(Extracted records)

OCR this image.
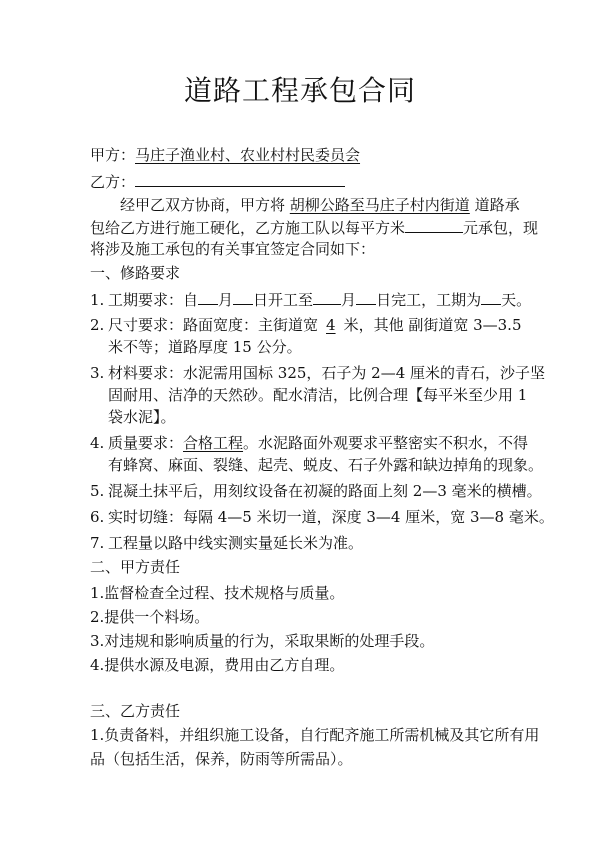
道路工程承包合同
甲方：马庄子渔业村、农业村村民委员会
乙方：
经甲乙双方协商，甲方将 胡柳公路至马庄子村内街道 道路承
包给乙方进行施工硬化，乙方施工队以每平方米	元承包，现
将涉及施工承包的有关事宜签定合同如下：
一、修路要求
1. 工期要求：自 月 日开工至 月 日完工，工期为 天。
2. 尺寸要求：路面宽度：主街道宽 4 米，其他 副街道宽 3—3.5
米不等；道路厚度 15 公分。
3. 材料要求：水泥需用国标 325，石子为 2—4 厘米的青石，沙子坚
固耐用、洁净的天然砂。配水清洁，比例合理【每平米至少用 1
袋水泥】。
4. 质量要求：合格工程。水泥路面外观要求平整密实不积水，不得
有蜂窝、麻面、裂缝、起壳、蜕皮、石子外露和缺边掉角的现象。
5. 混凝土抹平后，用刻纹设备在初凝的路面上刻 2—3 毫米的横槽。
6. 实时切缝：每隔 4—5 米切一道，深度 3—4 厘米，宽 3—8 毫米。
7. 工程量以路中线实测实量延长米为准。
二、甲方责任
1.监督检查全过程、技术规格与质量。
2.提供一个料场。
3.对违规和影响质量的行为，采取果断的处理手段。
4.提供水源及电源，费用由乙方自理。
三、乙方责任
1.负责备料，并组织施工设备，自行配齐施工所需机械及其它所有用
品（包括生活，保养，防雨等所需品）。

==

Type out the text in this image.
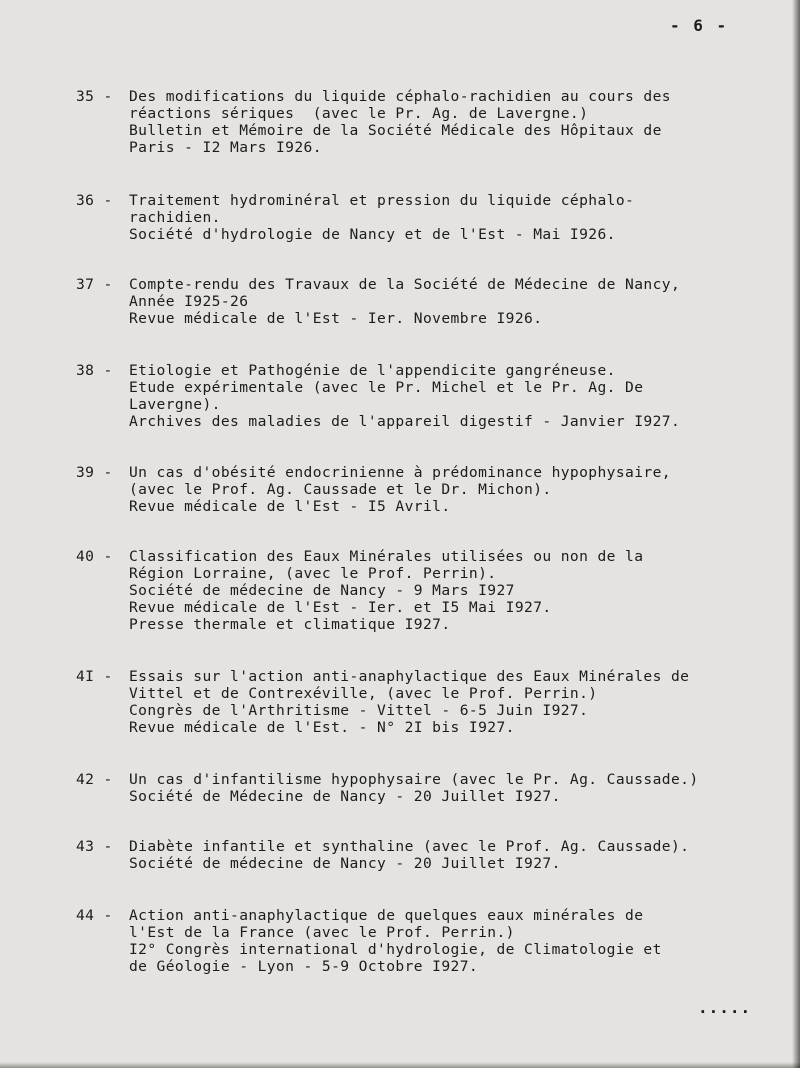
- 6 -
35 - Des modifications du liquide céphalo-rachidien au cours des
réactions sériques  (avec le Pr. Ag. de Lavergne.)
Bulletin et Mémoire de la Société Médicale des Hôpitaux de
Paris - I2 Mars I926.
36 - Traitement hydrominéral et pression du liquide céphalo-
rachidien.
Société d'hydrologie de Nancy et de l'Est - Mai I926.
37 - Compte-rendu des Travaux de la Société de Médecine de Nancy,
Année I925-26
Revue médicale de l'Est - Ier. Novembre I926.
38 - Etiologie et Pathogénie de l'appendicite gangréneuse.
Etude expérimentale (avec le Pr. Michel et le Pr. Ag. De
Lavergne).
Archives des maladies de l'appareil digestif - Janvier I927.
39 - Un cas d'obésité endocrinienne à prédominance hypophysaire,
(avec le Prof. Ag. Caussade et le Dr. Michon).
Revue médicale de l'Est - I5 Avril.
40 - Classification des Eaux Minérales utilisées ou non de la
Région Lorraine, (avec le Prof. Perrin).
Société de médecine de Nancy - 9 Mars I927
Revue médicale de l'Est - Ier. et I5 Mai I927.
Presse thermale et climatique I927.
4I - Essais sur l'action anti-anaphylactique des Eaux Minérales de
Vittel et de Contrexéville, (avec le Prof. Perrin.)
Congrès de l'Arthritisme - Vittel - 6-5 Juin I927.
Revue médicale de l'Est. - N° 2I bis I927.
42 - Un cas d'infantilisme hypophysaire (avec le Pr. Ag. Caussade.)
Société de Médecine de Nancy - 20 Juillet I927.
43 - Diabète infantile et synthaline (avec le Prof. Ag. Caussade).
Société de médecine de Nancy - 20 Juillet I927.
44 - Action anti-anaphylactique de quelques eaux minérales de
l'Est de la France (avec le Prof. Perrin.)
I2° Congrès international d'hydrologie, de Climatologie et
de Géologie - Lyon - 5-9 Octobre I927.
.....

...

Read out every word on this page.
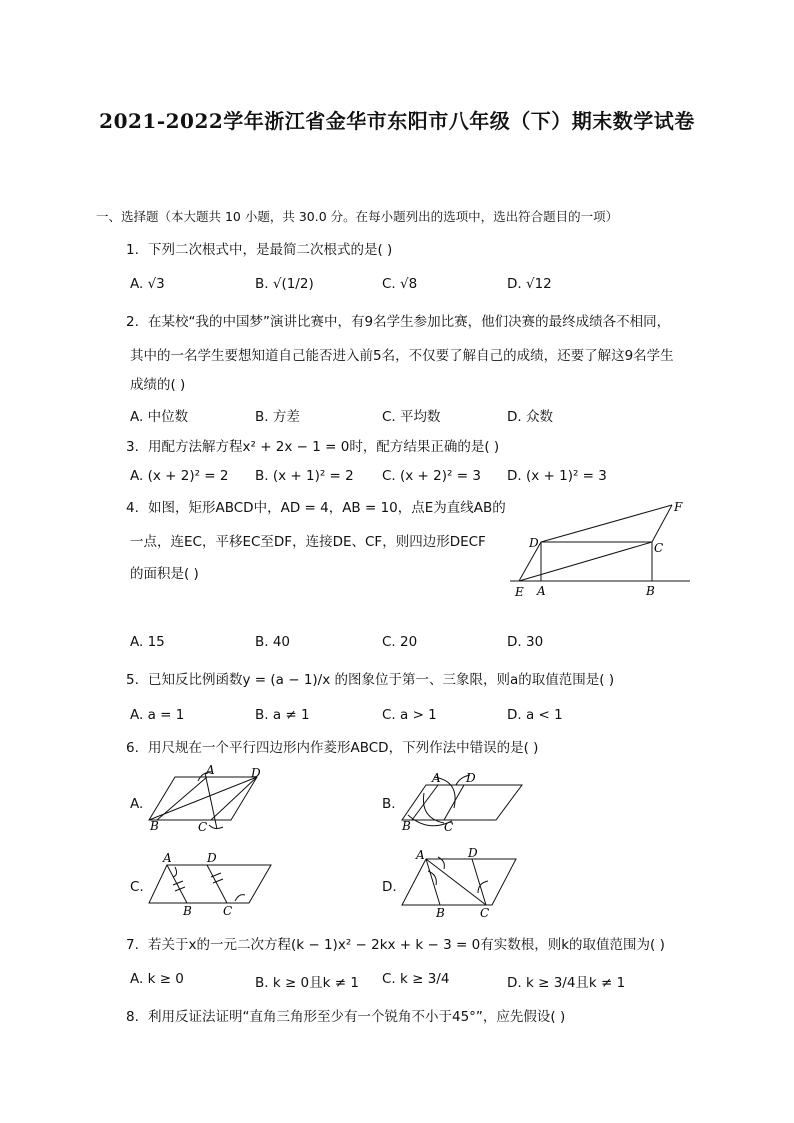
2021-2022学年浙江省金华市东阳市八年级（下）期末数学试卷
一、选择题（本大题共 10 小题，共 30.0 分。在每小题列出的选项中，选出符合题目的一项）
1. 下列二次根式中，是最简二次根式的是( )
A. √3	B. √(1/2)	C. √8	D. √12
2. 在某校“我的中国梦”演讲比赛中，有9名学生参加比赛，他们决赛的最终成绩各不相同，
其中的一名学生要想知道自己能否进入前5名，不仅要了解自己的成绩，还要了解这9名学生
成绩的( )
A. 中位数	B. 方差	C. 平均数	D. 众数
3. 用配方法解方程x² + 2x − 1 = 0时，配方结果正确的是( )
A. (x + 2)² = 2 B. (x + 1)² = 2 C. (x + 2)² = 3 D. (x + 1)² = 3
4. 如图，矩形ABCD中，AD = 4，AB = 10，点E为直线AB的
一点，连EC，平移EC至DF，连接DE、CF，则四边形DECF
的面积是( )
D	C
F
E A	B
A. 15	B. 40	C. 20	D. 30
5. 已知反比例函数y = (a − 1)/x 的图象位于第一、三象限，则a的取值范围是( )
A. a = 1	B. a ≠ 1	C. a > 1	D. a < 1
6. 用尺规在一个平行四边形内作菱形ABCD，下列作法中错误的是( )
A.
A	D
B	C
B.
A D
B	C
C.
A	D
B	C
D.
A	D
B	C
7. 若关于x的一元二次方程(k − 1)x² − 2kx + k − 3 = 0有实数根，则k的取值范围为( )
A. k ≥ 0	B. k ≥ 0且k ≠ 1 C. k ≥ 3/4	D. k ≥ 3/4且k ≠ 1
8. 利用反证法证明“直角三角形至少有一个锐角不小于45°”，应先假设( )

## What to do
Of the lines in this data, how many contain "hypophysaire"? Reply with only the number.

## Response to this task
2